◆ SET TASK:
Lines that hold the word "parked" should be located and copied.

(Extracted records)
..........
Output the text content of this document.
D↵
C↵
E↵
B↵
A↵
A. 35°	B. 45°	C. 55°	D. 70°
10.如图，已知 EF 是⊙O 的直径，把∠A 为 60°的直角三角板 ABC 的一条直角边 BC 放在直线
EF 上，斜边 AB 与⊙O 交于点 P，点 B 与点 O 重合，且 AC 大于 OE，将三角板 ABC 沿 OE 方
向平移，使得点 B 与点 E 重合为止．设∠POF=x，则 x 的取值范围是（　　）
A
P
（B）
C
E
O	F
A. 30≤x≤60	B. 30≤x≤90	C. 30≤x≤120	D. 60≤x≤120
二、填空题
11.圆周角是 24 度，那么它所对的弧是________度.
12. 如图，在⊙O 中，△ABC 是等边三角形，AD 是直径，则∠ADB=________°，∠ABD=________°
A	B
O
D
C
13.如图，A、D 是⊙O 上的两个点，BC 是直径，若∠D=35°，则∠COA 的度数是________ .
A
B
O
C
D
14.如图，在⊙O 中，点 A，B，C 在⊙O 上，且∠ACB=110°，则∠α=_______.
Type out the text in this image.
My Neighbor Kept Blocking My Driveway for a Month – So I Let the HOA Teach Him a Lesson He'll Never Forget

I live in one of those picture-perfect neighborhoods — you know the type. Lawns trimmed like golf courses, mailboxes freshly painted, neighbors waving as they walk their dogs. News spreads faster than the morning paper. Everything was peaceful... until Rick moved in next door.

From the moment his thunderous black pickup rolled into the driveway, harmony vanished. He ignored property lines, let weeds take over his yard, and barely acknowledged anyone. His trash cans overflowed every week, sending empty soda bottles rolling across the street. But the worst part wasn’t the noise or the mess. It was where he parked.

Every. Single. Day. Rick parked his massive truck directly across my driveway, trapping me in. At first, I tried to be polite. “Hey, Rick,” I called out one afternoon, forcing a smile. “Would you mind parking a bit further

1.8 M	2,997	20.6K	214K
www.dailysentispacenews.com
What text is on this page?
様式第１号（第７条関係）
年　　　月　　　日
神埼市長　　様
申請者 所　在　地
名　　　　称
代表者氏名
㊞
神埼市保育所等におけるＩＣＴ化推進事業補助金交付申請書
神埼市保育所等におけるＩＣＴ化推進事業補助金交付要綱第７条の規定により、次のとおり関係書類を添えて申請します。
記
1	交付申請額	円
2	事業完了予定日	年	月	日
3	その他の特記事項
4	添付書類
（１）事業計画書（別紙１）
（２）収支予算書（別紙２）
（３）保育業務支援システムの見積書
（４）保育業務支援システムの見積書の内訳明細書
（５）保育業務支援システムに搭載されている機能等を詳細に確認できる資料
..........
◆ THE OUTPUT:
From the moment his thunderous black pickup rolled into the driveway, harmony vanished. He ignored property lines, let weeds take over his yard, and barely acknowledged anyone. His trash cans overflowed every week, sending empty soda bottles rolling across the street. But the worst part wasn’t the noise or the mess. It was where he parked.
Every. Single. Day. Rick parked his massive truck directly across my driveway, trapping me in. At first, I tried to be polite. “Hey, Rick,” I called out one afternoon, forcing a smile. “Would you mind parking a bit further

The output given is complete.